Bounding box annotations
-- Begin --
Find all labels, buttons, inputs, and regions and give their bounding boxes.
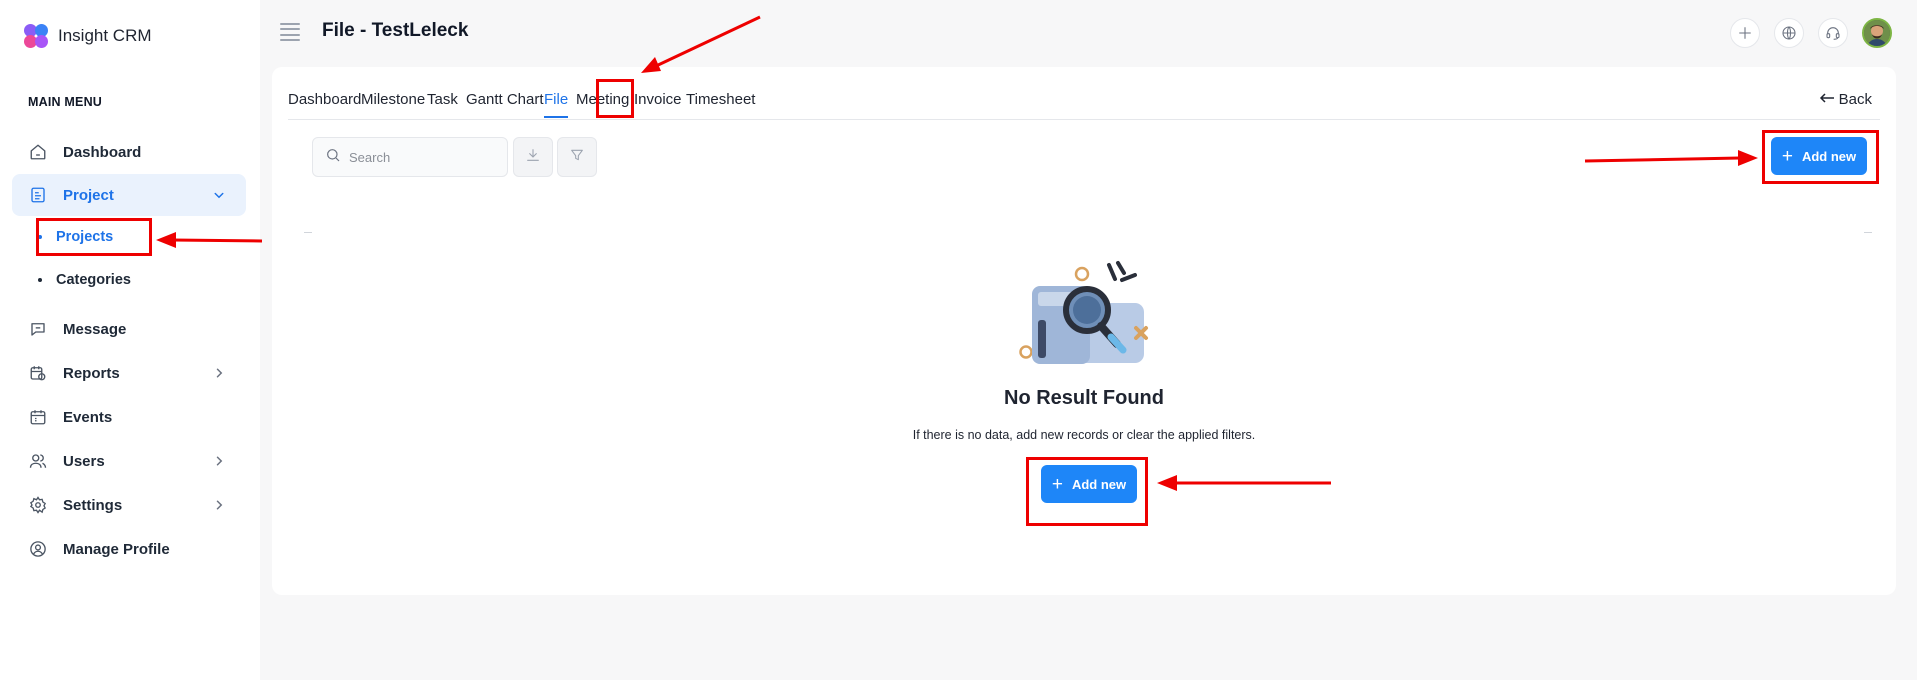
annotation-box (596, 79, 634, 118)
sidebar-subitem-label: Categories (56, 272, 131, 288)
home-icon (28, 142, 48, 162)
annotation-box (1762, 130, 1879, 184)
tab-bar: Dashboard Milestone Task Gantt Chart Fil… (288, 67, 1880, 120)
tab-file[interactable]: File (544, 91, 569, 118)
chevron-right-icon (210, 452, 228, 470)
divider (304, 232, 312, 233)
menu-toggle-icon[interactable] (280, 23, 300, 41)
search-icon (325, 147, 341, 168)
back-label: Back (1838, 91, 1872, 108)
back-link[interactable]: Back (1819, 91, 1872, 108)
tab-dashboard[interactable]: Dashboard (288, 91, 361, 108)
bullet-icon (38, 278, 42, 282)
sidebar-item-label: Message (63, 320, 127, 338)
sidebar-item-label: Reports (63, 364, 120, 382)
download-icon (525, 147, 541, 168)
empty-state-title: No Result Found (1004, 387, 1164, 409)
calendar-icon (28, 407, 48, 427)
main-menu-title: MAIN MENU (28, 95, 103, 109)
annotation-box (1026, 457, 1148, 526)
app-name: Insight CRM (58, 26, 152, 45)
sidebar-item-reports[interactable]: Reports (12, 352, 246, 394)
sidebar-item-manage-profile[interactable]: Manage Profile (12, 528, 246, 570)
gear-icon (28, 495, 48, 515)
search-input[interactable] (349, 149, 489, 165)
calendar-report-icon (28, 363, 48, 383)
tab-gantt-chart[interactable]: Gantt Chart (466, 91, 544, 108)
arrow-left-icon (1819, 91, 1835, 108)
tab-timesheet[interactable]: Timesheet (686, 91, 755, 108)
sidebar-item-label: Settings (63, 496, 123, 514)
sidebar-item-project[interactable]: Project (12, 174, 246, 216)
chevron-right-icon (210, 364, 228, 382)
download-button[interactable] (513, 137, 553, 177)
brand[interactable]: Insight CRM (22, 20, 152, 52)
sidebar-item-settings[interactable]: Settings (12, 484, 246, 526)
chat-icon (28, 319, 48, 339)
annotation-box (36, 218, 152, 256)
document-icon (28, 185, 48, 205)
user-circle-icon (28, 539, 48, 559)
sidebar-item-label: Users (63, 452, 105, 470)
brand-logo-icon (22, 22, 50, 50)
empty-state-illustration (1014, 240, 1164, 368)
sidebar-item-label: Manage Profile (63, 540, 170, 558)
search-box[interactable] (312, 137, 508, 177)
plus-icon[interactable] (1730, 18, 1760, 48)
tab-milestone[interactable]: Milestone (361, 91, 425, 108)
divider (1864, 232, 1872, 233)
sidebar-item-label: Dashboard (63, 143, 142, 161)
sidebar-item-message[interactable]: Message (12, 308, 246, 350)
sidebar-subitem-categories[interactable]: Categories (38, 265, 131, 295)
sidebar-item-label: Events (63, 408, 113, 426)
headset-icon[interactable] (1818, 18, 1848, 48)
empty-state-message: If there is no data, add new records or … (912, 428, 1256, 442)
sidebar: Insight CRM MAIN MENU Dashboard Project … (0, 0, 260, 680)
tab-task[interactable]: Task (427, 91, 458, 108)
sidebar-item-users[interactable]: Users (12, 440, 246, 482)
globe-icon[interactable] (1774, 18, 1804, 48)
chevron-right-icon (210, 496, 228, 514)
tab-invoice[interactable]: Invoice (634, 91, 682, 108)
sidebar-item-dashboard[interactable]: Dashboard (12, 131, 246, 173)
sidebar-item-label: Project (63, 186, 114, 204)
chevron-down-icon (210, 186, 228, 204)
sidebar-item-events[interactable]: Events (12, 396, 246, 438)
filter-button[interactable] (557, 137, 597, 177)
users-icon (28, 451, 48, 471)
avatar[interactable] (1862, 18, 1892, 48)
page-title: File - TestLeleck (322, 20, 469, 41)
filter-icon (569, 147, 585, 168)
-- End --
■ **PROBLEM TO SOLVE**
Reproduce verbatim the lines of the listing above, from the line containing "annotation-box (596, 79, 634, 118)" through the line containing "tab-file[interactable]: File (544, 91, 569, 118)", including both of those lines.

■ **ANSWER TO THIS EXERCISE**
annotation-box (596, 79, 634, 118)
sidebar-subitem-label: Categories (56, 272, 131, 288)
home-icon (28, 142, 48, 162)
annotation-box (1762, 130, 1879, 184)
tab-bar: Dashboard Milestone Task Gantt Chart Fil… (288, 67, 1880, 120)
tab-file[interactable]: File (544, 91, 569, 118)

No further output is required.